___ SOURCE MATERIAL
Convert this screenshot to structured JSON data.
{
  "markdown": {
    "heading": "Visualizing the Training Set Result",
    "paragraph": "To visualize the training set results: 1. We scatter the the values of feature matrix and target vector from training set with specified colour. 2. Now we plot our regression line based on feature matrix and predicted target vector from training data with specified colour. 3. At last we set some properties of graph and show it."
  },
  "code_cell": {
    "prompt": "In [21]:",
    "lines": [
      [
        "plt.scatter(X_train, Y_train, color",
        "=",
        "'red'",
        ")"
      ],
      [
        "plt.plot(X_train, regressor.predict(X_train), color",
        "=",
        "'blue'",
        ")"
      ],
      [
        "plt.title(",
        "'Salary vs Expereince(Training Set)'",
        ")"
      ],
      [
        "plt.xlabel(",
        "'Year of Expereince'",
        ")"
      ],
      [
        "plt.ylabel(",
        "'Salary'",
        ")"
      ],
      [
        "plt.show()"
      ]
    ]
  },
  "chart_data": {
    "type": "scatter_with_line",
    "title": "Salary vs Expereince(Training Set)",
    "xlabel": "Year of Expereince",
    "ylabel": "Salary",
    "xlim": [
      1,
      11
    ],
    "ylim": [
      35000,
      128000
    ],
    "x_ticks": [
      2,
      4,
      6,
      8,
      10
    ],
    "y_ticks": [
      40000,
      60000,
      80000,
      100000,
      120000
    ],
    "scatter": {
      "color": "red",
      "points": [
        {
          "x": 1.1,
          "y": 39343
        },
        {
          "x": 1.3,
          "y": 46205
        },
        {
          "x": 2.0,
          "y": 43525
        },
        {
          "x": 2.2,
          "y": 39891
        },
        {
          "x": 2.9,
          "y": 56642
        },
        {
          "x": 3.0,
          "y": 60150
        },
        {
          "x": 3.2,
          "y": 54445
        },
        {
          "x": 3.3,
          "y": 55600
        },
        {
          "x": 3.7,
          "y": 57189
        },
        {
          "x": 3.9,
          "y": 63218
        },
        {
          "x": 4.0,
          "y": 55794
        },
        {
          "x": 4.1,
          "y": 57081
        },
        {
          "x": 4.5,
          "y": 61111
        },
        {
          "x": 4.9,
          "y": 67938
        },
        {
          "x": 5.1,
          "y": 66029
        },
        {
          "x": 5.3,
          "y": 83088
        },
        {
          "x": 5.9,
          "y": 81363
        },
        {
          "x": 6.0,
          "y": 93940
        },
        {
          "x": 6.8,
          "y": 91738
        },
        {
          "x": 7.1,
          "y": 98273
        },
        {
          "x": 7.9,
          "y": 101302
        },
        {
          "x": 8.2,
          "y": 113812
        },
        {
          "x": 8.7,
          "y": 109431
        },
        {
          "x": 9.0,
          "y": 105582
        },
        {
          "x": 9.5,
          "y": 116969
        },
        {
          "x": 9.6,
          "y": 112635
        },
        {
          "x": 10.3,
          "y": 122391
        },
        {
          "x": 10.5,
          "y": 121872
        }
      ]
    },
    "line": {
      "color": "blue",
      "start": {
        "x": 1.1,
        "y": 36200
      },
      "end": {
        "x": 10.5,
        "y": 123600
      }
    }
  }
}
______
WHAT YOU NEED TO DO: Return each line that includes "Year".

EXERCISE SOLUTION:
        "'Year of Expereince'",
    "xlabel": "Year of Expereince",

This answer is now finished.